== TASK ==
Some lines of these records may hold the word "Have"; state how many, using only the number.

>>>

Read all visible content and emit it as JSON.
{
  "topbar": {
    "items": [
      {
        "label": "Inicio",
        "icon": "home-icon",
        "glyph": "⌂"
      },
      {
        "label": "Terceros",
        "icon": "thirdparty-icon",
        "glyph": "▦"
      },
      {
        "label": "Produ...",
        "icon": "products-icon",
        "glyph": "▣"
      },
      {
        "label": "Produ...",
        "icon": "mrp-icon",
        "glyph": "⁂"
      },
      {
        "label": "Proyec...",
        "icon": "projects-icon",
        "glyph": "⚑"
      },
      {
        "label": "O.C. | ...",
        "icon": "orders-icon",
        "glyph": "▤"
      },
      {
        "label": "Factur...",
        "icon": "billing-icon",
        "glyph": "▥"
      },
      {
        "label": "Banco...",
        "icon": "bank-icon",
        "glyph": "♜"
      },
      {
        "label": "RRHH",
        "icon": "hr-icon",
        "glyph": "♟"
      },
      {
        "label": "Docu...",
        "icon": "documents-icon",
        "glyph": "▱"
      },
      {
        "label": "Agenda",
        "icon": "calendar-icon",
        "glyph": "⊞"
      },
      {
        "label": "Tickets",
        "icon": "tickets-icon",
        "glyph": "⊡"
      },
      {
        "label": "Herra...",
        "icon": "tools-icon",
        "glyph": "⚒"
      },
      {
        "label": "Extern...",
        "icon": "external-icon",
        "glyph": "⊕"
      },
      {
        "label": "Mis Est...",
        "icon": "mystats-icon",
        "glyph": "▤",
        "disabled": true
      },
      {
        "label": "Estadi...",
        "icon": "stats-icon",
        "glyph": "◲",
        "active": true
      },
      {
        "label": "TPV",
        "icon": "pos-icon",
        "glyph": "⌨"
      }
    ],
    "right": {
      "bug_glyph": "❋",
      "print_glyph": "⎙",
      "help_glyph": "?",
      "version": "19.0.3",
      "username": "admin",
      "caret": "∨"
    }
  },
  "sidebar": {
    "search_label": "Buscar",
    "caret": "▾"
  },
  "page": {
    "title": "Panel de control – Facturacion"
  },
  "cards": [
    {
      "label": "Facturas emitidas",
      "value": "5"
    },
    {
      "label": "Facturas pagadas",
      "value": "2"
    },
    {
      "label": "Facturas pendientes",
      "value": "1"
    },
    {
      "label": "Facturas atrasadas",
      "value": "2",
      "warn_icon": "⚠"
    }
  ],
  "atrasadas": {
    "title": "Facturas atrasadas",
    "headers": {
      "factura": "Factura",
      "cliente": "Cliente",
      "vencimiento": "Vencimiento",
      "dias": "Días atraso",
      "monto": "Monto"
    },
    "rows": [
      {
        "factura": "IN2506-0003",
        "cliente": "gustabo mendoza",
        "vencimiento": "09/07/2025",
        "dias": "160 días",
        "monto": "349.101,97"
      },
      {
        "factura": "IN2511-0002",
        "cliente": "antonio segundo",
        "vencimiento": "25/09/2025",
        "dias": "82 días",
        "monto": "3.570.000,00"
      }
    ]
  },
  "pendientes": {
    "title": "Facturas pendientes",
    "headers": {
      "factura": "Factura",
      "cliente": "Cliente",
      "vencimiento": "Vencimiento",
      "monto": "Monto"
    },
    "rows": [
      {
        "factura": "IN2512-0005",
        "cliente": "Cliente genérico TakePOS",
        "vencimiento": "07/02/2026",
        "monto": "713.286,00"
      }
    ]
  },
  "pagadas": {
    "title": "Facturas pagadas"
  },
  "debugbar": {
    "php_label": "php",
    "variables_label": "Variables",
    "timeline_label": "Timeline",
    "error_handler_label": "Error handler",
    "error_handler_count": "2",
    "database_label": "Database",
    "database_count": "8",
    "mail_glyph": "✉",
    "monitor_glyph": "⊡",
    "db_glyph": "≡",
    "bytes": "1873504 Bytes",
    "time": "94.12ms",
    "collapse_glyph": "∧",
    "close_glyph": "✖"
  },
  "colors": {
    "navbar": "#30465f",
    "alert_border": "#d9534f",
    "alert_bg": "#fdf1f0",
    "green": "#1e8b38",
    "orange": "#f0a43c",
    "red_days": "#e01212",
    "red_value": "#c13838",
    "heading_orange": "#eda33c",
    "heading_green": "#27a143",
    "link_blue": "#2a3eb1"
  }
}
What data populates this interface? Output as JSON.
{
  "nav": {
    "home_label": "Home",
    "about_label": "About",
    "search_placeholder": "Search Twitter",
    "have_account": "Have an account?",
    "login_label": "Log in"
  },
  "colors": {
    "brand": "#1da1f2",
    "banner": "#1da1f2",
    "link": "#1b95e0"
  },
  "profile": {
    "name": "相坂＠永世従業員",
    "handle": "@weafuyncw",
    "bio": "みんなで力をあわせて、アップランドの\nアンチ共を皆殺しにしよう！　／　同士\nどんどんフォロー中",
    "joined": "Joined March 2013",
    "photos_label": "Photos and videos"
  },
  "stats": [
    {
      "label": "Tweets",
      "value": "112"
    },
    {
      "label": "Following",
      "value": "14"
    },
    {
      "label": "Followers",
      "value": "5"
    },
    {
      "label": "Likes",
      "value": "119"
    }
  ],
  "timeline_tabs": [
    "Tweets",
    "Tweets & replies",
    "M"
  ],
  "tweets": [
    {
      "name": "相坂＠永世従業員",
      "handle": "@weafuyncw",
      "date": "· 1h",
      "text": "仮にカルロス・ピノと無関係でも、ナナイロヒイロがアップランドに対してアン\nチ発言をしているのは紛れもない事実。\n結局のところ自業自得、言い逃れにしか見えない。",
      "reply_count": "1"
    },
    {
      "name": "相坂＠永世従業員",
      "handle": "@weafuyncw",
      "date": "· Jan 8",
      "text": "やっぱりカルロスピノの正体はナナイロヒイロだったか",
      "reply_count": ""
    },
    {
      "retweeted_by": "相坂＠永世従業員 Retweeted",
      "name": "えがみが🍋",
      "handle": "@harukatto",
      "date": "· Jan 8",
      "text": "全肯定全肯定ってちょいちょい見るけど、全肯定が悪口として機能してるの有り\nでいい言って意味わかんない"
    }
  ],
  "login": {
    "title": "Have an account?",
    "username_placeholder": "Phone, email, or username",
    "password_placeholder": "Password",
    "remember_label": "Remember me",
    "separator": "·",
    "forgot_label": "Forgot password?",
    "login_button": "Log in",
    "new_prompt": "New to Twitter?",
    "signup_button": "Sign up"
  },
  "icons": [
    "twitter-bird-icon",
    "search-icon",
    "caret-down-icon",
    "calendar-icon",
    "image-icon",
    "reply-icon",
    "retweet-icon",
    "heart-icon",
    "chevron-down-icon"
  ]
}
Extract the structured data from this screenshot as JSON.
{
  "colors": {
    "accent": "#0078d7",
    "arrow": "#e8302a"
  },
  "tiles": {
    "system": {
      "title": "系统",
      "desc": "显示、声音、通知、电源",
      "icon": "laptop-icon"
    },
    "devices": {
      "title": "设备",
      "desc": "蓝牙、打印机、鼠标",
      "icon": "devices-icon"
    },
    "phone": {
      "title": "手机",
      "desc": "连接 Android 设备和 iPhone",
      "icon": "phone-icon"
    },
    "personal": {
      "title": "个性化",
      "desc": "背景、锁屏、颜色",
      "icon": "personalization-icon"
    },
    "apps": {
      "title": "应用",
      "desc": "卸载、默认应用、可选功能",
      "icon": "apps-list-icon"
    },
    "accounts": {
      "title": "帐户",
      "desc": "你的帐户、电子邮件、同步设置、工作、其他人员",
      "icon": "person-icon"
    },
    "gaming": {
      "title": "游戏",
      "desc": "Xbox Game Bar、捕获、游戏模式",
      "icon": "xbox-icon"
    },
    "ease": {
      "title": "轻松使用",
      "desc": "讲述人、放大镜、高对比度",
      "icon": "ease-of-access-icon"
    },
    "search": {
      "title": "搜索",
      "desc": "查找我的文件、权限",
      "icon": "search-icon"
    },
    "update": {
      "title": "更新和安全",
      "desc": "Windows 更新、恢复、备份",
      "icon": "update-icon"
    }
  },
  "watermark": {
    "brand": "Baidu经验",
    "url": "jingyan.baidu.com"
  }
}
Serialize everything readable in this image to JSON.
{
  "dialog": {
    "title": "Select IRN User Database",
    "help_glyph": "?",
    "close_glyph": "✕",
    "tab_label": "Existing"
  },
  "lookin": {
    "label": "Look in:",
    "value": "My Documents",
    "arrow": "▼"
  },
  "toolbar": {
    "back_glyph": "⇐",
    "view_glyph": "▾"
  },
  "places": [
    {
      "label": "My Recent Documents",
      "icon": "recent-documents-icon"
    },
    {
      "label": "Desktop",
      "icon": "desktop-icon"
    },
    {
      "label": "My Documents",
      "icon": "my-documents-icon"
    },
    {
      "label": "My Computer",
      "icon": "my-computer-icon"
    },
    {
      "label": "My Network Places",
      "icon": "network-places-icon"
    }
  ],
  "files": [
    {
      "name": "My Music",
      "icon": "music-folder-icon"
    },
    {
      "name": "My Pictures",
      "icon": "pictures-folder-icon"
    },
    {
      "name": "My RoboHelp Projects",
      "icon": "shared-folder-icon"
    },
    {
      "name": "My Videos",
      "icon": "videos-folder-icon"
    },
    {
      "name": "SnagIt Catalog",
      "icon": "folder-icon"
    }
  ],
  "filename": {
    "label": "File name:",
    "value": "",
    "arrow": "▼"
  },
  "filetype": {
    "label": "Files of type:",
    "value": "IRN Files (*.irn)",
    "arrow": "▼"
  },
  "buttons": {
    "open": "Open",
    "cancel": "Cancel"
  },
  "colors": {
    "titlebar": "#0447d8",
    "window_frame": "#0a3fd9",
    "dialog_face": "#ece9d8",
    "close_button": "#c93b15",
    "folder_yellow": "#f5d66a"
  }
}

<<<

== FINAL RESULT ==
2